> **DIRECTIONS FOR THIS TASK**: Copy out all the data, word for word.

> **TASK DATA**:

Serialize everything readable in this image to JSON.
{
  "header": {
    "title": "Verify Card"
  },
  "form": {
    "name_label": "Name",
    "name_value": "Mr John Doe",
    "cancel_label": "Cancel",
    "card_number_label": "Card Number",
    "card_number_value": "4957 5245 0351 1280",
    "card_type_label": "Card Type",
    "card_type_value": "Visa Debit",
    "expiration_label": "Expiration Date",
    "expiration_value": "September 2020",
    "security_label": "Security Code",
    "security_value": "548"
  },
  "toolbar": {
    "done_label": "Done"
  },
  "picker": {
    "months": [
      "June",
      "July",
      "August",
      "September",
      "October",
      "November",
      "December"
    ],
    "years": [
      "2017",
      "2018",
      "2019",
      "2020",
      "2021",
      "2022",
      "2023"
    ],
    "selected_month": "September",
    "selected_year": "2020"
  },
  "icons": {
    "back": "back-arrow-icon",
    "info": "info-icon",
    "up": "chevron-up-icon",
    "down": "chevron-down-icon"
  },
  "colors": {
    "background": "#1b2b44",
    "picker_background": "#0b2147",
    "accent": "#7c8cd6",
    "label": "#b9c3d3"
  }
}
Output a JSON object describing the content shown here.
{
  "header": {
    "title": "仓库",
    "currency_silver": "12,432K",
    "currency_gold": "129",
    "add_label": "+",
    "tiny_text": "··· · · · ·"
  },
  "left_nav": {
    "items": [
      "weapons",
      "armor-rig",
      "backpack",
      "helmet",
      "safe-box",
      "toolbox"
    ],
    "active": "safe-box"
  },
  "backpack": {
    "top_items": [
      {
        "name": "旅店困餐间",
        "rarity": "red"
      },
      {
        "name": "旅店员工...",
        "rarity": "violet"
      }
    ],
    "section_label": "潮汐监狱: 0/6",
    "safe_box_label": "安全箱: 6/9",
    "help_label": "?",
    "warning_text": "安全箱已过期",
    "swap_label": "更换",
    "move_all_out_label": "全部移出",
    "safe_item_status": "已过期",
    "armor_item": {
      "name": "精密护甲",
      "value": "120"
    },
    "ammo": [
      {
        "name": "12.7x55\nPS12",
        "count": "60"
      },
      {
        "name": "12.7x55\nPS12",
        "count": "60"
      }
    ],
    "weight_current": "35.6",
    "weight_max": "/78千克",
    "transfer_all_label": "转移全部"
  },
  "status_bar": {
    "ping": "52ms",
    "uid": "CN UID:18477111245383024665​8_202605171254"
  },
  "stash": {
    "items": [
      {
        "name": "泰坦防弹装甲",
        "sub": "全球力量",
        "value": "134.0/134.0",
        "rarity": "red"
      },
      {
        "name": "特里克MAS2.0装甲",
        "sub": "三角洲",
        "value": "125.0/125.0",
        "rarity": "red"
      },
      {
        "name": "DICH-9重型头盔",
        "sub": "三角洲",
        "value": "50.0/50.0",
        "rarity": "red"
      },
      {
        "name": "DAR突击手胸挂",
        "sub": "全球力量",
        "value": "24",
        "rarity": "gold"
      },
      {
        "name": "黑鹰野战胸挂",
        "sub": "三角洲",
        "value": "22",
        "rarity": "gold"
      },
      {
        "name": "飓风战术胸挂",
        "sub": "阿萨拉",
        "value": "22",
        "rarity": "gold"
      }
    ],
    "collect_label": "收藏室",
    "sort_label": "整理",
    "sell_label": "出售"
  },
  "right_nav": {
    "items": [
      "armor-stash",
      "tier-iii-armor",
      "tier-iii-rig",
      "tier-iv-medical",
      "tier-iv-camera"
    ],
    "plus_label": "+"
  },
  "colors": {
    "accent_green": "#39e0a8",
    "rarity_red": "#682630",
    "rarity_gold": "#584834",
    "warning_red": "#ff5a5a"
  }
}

> **OUTPUT OF THE EXERCISE**:
Serialize everything readable in this image to JSON.
{
  "header": {
    "title": "Verify Card"
  },
  "form": {
    "name_label": "Name",
    "name_value": "Mr John Doe",
    "cancel_label": "Cancel",
    "card_number_label": "Card Number",
    "card_number_value": "4957 5245 0351 1280",
    "card_type_label": "Card Type",
    "card_type_value": "Visa Debit",
    "expiration_label": "Expiration Date",
    "expiration_value": "September 2020",
    "security_label": "Security Code",
    "security_value": "548"
  },
  "toolbar": {
    "done_label": "Done"
  },
  "picker": {
    "months": [
      "June",
      "July",
      "August",
      "September",
      "October",
      "November",
      "December"
    ],
    "years": [
      "2017",
      "2018",
      "2019",
      "2020",
      "2021",
      "2022",
      "2023"
    ],
    "selected_month": "September",
    "selected_year": "2020"
  },
  "icons": {
    "back": "back-arrow-icon",
    "info": "info-icon",
    "up": "chevron-up-icon",
    "down": "chevron-down-icon"
  },
  "colors": {
    "background": "#1b2b44",
    "picker_background": "#0b2147",
    "accent": "#7c8cd6",
    "label": "#b9c3d3"
  }
}
Output a JSON object describing the content shown here.
{
  "header": {
    "title": "仓库",
    "currency_silver": "12,432K",
    "currency_gold": "129",
    "add_label": "+",
    "tiny_text": "··· · · · ·"
  },
  "left_nav": {
    "items": [
      "weapons",
      "armor-rig",
      "backpack",
      "helmet",
      "safe-box",
      "toolbox"
    ],
    "active": "safe-box"
  },
  "backpack": {
    "top_items": [
      {
        "name": "旅店困餐间",
        "rarity": "red"
      },
      {
        "name": "旅店员工...",
        "rarity": "violet"
      }
    ],
    "section_label": "潮汐监狱: 0/6",
    "safe_box_label": "安全箱: 6/9",
    "help_label": "?",
    "warning_text": "安全箱已过期",
    "swap_label": "更换",
    "move_all_out_label": "全部移出",
    "safe_item_status": "已过期",
    "armor_item": {
      "name": "精密护甲",
      "value": "120"
    },
    "ammo": [
      {
        "name": "12.7x55\nPS12",
        "count": "60"
      },
      {
        "name": "12.7x55\nPS12",
        "count": "60"
      }
    ],
    "weight_current": "35.6",
    "weight_max": "/78千克",
    "transfer_all_label": "转移全部"
  },
  "status_bar": {
    "ping": "52ms",
    "uid": "CN UID:18477111245383024665​8_202605171254"
  },
  "stash": {
    "items": [
      {
        "name": "泰坦防弹装甲",
        "sub": "全球力量",
        "value": "134.0/134.0",
        "rarity": "red"
      },
      {
        "name": "特里克MAS2.0装甲",
        "sub": "三角洲",
        "value": "125.0/125.0",
        "rarity": "red"
      },
      {
        "name": "DICH-9重型头盔",
        "sub": "三角洲",
        "value": "50.0/50.0",
        "rarity": "red"
      },
      {
        "name": "DAR突击手胸挂",
        "sub": "全球力量",
        "value": "24",
        "rarity": "gold"
      },
      {
        "name": "黑鹰野战胸挂",
        "sub": "三角洲",
        "value": "22",
        "rarity": "gold"
      },
      {
        "name": "飓风战术胸挂",
        "sub": "阿萨拉",
        "value": "22",
        "rarity": "gold"
      }
    ],
    "collect_label": "收藏室",
    "sort_label": "整理",
    "sell_label": "出售"
  },
  "right_nav": {
    "items": [
      "armor-stash",
      "tier-iii-armor",
      "tier-iii-rig",
      "tier-iv-medical",
      "tier-iv-camera"
    ],
    "plus_label": "+"
  },
  "colors": {
    "accent_green": "#39e0a8",
    "rarity_red": "#682630",
    "rarity_gold": "#584834",
    "warning_red": "#ff5a5a"
  }
}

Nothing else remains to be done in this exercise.